→ **Short task**
The records below are to be repeated in full, exactly as they are.

→ **Given records**
◇ ◇ ◇
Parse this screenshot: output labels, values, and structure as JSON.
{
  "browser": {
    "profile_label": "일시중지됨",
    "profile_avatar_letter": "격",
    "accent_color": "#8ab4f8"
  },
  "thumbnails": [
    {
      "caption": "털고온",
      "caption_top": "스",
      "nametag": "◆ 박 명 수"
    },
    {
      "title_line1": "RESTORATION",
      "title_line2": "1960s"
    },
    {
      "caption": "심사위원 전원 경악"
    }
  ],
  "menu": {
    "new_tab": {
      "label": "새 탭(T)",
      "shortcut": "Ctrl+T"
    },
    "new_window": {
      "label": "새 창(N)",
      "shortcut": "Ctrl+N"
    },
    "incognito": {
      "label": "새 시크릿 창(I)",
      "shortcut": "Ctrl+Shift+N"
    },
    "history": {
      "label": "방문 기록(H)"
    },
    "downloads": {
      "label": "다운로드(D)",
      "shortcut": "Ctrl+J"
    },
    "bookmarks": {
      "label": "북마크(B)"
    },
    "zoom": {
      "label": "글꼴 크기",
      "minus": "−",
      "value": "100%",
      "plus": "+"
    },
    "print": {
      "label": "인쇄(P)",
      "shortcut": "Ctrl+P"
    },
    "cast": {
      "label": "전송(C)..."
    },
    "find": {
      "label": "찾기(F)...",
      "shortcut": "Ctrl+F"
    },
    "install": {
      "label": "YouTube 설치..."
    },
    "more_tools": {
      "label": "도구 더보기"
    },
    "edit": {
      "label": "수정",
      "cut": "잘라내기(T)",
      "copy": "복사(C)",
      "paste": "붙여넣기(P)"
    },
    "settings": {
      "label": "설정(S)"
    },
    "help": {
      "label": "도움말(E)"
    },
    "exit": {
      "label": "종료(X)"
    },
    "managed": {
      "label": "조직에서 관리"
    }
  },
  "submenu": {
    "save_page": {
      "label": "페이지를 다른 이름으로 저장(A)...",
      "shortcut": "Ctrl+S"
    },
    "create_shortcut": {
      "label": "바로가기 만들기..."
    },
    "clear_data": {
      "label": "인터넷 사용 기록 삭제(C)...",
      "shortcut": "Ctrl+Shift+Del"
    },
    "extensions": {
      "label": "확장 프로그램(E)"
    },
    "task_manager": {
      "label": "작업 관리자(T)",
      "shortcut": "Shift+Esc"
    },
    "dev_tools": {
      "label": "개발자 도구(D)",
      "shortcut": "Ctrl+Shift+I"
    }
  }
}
◇ ◇ ◇
→ **Output below**
Parse this screenshot: output labels, values, and structure as JSON.
{
  "browser": {
    "profile_label": "일시중지됨",
    "profile_avatar_letter": "격",
    "accent_color": "#8ab4f8"
  },
  "thumbnails": [
    {
      "caption": "털고온",
      "caption_top": "스",
      "nametag": "◆ 박 명 수"
    },
    {
      "title_line1": "RESTORATION",
      "title_line2": "1960s"
    },
    {
      "caption": "심사위원 전원 경악"
    }
  ],
  "menu": {
    "new_tab": {
      "label": "새 탭(T)",
      "shortcut": "Ctrl+T"
    },
    "new_window": {
      "label": "새 창(N)",
      "shortcut": "Ctrl+N"
    },
    "incognito": {
      "label": "새 시크릿 창(I)",
      "shortcut": "Ctrl+Shift+N"
    },
    "history": {
      "label": "방문 기록(H)"
    },
    "downloads": {
      "label": "다운로드(D)",
      "shortcut": "Ctrl+J"
    },
    "bookmarks": {
      "label": "북마크(B)"
    },
    "zoom": {
      "label": "글꼴 크기",
      "minus": "−",
      "value": "100%",
      "plus": "+"
    },
    "print": {
      "label": "인쇄(P)",
      "shortcut": "Ctrl+P"
    },
    "cast": {
      "label": "전송(C)..."
    },
    "find": {
      "label": "찾기(F)...",
      "shortcut": "Ctrl+F"
    },
    "install": {
      "label": "YouTube 설치..."
    },
    "more_tools": {
      "label": "도구 더보기"
    },
    "edit": {
      "label": "수정",
      "cut": "잘라내기(T)",
      "copy": "복사(C)",
      "paste": "붙여넣기(P)"
    },
    "settings": {
      "label": "설정(S)"
    },
    "help": {
      "label": "도움말(E)"
    },
    "exit": {
      "label": "종료(X)"
    },
    "managed": {
      "label": "조직에서 관리"
    }
  },
  "submenu": {
    "save_page": {
      "label": "페이지를 다른 이름으로 저장(A)...",
      "shortcut": "Ctrl+S"
    },
    "create_shortcut": {
      "label": "바로가기 만들기..."
    },
    "clear_data": {
      "label": "인터넷 사용 기록 삭제(C)...",
      "shortcut": "Ctrl+Shift+Del"
    },
    "extensions": {
      "label": "확장 프로그램(E)"
    },
    "task_manager": {
      "label": "작업 관리자(T)",
      "shortcut": "Shift+Esc"
    },
    "dev_tools": {
      "label": "개발자 도구(D)",
      "shortcut": "Ctrl+Shift+I"
    }
  }
}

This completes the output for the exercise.